### TASK GOAL
Report each line of the data that includes the word "conso".

### RECORDS TO USE
########

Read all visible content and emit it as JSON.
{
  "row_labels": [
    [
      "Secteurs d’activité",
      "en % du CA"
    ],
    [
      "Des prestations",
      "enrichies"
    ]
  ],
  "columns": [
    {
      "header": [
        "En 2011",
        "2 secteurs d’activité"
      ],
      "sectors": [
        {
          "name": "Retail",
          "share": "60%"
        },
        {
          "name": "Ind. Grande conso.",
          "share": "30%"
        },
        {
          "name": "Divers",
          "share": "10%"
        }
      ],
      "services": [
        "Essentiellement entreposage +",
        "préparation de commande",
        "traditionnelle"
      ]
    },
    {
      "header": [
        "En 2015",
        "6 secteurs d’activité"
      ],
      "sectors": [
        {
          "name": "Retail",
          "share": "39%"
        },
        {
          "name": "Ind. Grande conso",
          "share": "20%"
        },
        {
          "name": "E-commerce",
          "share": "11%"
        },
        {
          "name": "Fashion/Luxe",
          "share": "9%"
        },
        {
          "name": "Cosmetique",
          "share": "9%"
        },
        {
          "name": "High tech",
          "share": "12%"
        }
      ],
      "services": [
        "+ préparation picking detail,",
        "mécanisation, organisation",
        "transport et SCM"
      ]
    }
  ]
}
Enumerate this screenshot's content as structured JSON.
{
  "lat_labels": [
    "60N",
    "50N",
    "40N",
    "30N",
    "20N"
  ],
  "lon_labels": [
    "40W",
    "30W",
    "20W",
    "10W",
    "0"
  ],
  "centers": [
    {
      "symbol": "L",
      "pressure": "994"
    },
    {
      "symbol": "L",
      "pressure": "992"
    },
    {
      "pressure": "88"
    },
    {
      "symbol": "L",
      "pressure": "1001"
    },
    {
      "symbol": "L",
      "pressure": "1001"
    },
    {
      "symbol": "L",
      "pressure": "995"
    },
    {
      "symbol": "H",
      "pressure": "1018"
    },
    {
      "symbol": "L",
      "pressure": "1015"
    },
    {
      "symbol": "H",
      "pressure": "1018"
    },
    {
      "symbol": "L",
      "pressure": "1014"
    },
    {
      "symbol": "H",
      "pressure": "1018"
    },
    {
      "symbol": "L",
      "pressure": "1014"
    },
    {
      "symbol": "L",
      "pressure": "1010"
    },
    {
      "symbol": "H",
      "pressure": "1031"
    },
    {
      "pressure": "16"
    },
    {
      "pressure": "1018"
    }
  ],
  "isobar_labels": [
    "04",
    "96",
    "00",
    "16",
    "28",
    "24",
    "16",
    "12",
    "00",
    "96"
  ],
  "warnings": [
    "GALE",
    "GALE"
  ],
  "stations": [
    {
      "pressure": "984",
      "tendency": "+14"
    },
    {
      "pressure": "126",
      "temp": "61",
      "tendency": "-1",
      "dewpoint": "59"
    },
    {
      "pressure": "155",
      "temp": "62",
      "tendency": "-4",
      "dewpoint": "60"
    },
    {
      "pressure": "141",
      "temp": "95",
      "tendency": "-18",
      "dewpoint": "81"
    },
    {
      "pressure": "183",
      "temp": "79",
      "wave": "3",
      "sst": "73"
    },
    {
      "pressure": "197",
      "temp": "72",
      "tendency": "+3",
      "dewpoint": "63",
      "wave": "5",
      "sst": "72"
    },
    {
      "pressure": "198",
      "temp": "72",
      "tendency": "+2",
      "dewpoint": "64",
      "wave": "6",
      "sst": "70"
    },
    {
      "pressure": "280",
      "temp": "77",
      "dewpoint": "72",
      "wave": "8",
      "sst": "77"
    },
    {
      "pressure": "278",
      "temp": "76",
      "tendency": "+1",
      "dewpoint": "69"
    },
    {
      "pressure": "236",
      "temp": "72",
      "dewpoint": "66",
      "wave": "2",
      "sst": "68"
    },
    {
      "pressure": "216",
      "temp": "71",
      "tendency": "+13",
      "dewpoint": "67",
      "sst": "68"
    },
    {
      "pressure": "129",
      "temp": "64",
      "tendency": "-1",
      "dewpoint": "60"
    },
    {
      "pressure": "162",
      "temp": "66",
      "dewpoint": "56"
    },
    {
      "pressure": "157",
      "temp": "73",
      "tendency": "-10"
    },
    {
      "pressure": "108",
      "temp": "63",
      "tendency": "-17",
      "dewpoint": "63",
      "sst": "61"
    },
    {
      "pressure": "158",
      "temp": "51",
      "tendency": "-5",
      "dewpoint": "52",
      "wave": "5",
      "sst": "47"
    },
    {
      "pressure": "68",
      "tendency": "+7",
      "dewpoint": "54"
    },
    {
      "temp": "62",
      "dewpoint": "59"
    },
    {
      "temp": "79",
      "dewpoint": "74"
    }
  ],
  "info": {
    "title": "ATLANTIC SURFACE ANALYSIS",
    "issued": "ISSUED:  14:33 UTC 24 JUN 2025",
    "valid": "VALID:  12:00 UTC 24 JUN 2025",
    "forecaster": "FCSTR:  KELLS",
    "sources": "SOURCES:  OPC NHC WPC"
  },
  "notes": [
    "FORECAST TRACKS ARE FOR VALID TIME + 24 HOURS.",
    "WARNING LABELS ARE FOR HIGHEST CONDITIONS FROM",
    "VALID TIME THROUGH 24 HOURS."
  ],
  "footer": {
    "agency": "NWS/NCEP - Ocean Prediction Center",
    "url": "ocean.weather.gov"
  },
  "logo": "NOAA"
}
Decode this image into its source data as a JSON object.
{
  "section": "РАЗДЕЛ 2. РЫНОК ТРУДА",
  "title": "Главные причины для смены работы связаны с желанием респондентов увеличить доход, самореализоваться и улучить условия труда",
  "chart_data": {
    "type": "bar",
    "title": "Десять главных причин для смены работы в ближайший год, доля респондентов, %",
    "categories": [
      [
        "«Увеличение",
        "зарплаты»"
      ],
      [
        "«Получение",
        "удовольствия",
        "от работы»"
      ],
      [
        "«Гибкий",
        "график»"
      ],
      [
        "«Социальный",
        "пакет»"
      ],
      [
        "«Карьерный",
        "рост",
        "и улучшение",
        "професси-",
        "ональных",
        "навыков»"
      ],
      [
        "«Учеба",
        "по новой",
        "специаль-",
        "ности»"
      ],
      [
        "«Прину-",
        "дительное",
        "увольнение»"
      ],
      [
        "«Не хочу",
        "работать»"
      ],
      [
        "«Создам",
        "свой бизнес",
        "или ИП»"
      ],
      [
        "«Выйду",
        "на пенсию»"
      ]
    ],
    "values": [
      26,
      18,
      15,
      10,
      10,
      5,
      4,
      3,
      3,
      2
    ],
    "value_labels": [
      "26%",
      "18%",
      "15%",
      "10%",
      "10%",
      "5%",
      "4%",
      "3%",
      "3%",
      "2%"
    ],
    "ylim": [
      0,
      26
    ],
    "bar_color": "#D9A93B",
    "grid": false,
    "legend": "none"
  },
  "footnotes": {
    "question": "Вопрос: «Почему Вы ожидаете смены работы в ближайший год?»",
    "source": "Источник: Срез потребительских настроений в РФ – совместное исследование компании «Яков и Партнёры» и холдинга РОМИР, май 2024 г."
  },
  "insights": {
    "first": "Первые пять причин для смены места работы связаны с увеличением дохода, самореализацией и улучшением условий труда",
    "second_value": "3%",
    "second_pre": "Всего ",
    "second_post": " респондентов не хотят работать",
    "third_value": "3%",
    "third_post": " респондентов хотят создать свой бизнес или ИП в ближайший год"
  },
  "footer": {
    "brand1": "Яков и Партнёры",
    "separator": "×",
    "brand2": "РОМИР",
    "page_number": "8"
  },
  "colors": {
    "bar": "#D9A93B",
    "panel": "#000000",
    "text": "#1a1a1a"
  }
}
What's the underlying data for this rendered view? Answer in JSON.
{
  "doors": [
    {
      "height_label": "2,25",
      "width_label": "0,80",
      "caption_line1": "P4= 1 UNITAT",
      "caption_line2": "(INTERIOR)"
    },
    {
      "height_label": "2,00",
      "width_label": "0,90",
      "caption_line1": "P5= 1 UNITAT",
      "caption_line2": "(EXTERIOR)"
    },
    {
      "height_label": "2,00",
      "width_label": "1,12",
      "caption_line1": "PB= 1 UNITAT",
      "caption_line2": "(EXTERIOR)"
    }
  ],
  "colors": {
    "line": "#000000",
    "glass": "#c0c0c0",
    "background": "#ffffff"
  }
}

########

### FINAL RESULT
          "name": "Ind. Grande conso.",
          "name": "Ind. Grande conso",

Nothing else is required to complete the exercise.